── Record list ──

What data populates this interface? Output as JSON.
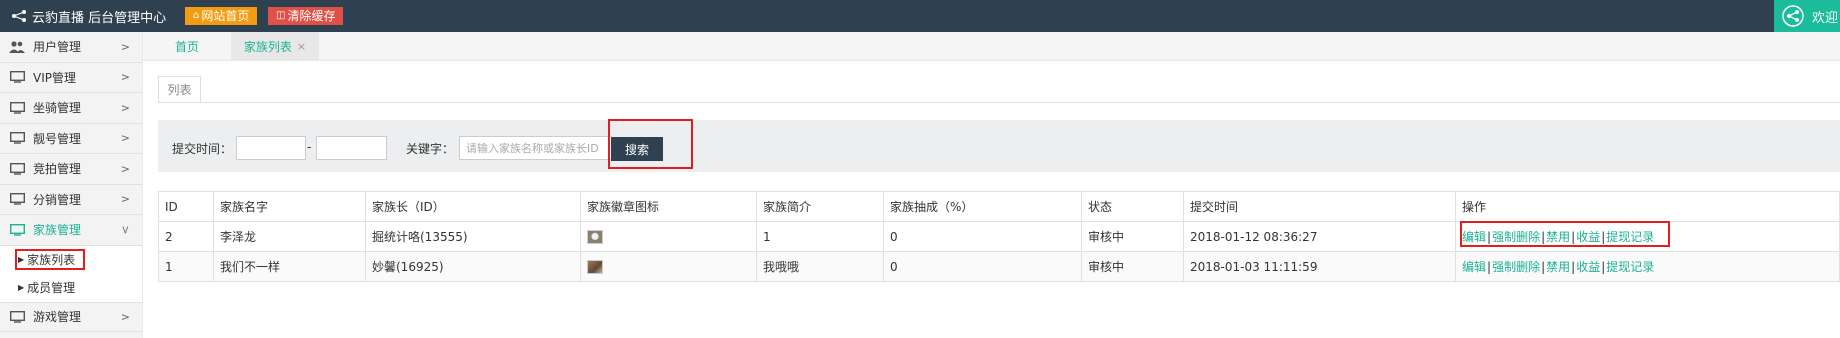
{
  "topbar": {
    "brand": "云豹直播 后台管理中心",
    "home_button": "网站首页",
    "clear_cache_button": "清除缓存",
    "welcome": "欢迎"
  },
  "sidebar": {
    "items": [
      {
        "label": "用户管理",
        "icon": "users-icon"
      },
      {
        "label": "VIP管理",
        "icon": "monitor-icon"
      },
      {
        "label": "坐骑管理",
        "icon": "monitor-icon"
      },
      {
        "label": "靓号管理",
        "icon": "monitor-icon"
      },
      {
        "label": "竞拍管理",
        "icon": "monitor-icon"
      },
      {
        "label": "分销管理",
        "icon": "monitor-icon"
      },
      {
        "label": "家族管理",
        "icon": "monitor-icon"
      }
    ],
    "sub_items": [
      {
        "label": "家族列表"
      },
      {
        "label": "成员管理"
      }
    ],
    "last_item": {
      "label": "游戏管理",
      "icon": "monitor-icon"
    }
  },
  "tabs": {
    "home": "首页",
    "active": "家族列表"
  },
  "content": {
    "subtab": "列表",
    "search": {
      "time_label": "提交时间：",
      "dash": "-",
      "keyword_label": "关键字：",
      "keyword_placeholder": "请输入家族名称或家族长ID",
      "button": "搜索"
    },
    "table": {
      "headers": [
        "ID",
        "家族名字",
        "家族长（ID）",
        "家族徽章图标",
        "家族简介",
        "家族抽成（%）",
        "状态",
        "提交时间",
        "操作"
      ],
      "rows": [
        {
          "id": "2",
          "name": "李泽龙",
          "leader": "掘统计咯(13555)",
          "intro": "1",
          "rate": "0",
          "status": "审核中",
          "time": "2018-01-12 08:36:27"
        },
        {
          "id": "1",
          "name": "我们不一样",
          "leader": "妙馨(16925)",
          "intro": "我哦哦",
          "rate": "0",
          "status": "审核中",
          "time": "2018-01-03 11:11:59"
        }
      ],
      "ops": {
        "edit": "编辑",
        "force_delete": "强制删除",
        "ban": "禁用",
        "income": "收益",
        "withdraw": "提现记录",
        "sep": "|"
      }
    }
  },
  "colors": {
    "topbar": "#2f4050",
    "accent": "#1ab394",
    "highlight": "#e21e1e",
    "home_btn": "#f39c12",
    "cache_btn": "#e05046"
  }
}
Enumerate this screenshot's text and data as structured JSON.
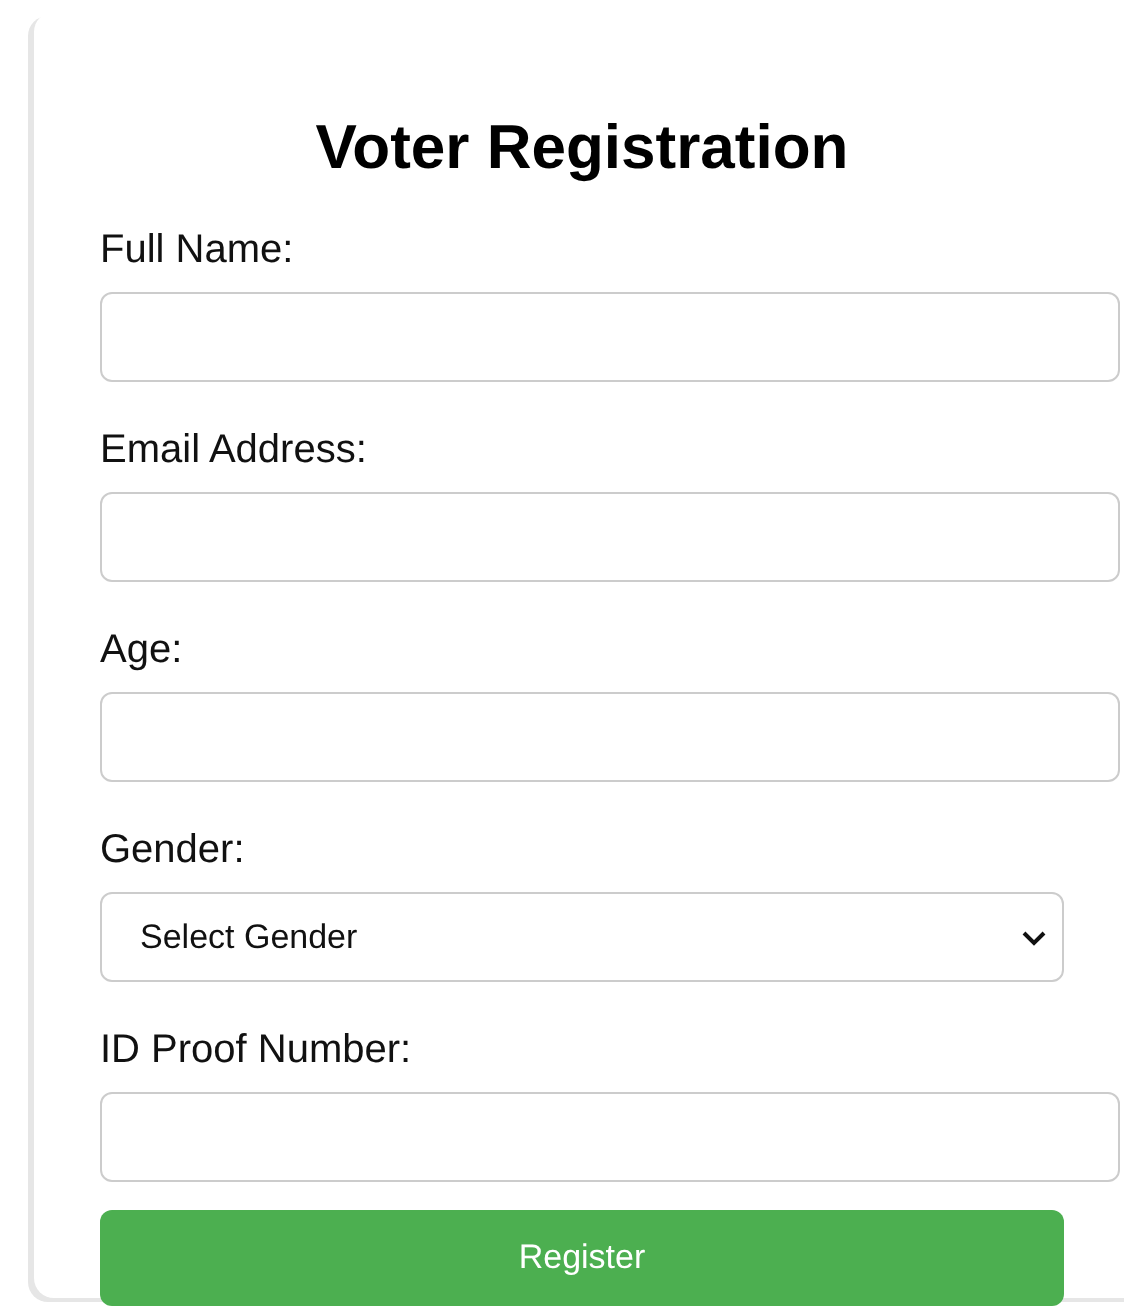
{
  "form": {
    "title": "Voter Registration",
    "fields": [
      {
        "label": "Full Name:",
        "kind": "input"
      },
      {
        "label": "Email Address:",
        "kind": "input"
      },
      {
        "label": "Age:",
        "kind": "input"
      },
      {
        "label": "Gender:",
        "kind": "select",
        "value": "Select Gender"
      },
      {
        "label": "ID Proof Number:",
        "kind": "input"
      }
    ],
    "submit": "Register"
  }
}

───

What to work on → Repeat the lines above exactly, and keep every picture out.

Correct answer →
What data populates this interface? Output as JSON.
{
  "topbar": {
    "brand": "云豹直播 后台管理中心",
    "home_button": "网站首页",
    "clear_cache_button": "清除缓存",
    "welcome": "欢迎"
  },
  "sidebar": {
    "items": [
      {
        "label": "用户管理",
        "icon": "users-icon"
      },
      {
        "label": "VIP管理",
        "icon": "monitor-icon"
      },
      {
        "label": "坐骑管理",
        "icon": "monitor-icon"
      },
      {
        "label": "靓号管理",
        "icon": "monitor-icon"
      },
      {
        "label": "竞拍管理",
        "icon": "monitor-icon"
      },
      {
        "label": "分销管理",
        "icon": "monitor-icon"
      },
      {
        "label": "家族管理",
        "icon": "monitor-icon"
      }
    ],
    "sub_items": [
      {
        "label": "家族列表"
      },
      {
        "label": "成员管理"
      }
    ],
    "last_item": {
      "label": "游戏管理",
      "icon": "monitor-icon"
    }
  },
  "tabs": {
    "home": "首页",
    "active": "家族列表"
  },
  "content": {
    "subtab": "列表",
    "search": {
      "time_label": "提交时间：",
      "dash": "-",
      "keyword_label": "关键字：",
      "keyword_placeholder": "请输入家族名称或家族长ID",
      "button": "搜索"
    },
    "table": {
      "headers": [
        "ID",
        "家族名字",
        "家族长（ID）",
        "家族徽章图标",
        "家族简介",
        "家族抽成（%）",
        "状态",
        "提交时间",
        "操作"
      ],
      "rows": [
        {
          "id": "2",
          "name": "李泽龙",
          "leader": "掘统计咯(13555)",
          "intro": "1",
          "rate": "0",
          "status": "审核中",
          "time": "2018-01-12 08:36:27"
        },
        {
          "id": "1",
          "name": "我们不一样",
          "leader": "妙馨(16925)",
          "intro": "我哦哦",
          "rate": "0",
          "status": "审核中",
          "time": "2018-01-03 11:11:59"
        }
      ],
      "ops": {
        "edit": "编辑",
        "force_delete": "强制删除",
        "ban": "禁用",
        "income": "收益",
        "withdraw": "提现记录",
        "sep": "|"
      }
    }
  },
  "colors": {
    "topbar": "#2f4050",
    "accent": "#1ab394",
    "highlight": "#e21e1e",
    "home_btn": "#f39c12",
    "cache_btn": "#e05046"
  }
}
Enumerate this screenshot's text and data as structured JSON.
{
  "form": {
    "title": "Voter Registration",
    "fields": [
      {
        "label": "Full Name:",
        "kind": "input"
      },
      {
        "label": "Email Address:",
        "kind": "input"
      },
      {
        "label": "Age:",
        "kind": "input"
      },
      {
        "label": "Gender:",
        "kind": "select",
        "value": "Select Gender"
      },
      {
        "label": "ID Proof Number:",
        "kind": "input"
      }
    ],
    "submit": "Register"
  }
}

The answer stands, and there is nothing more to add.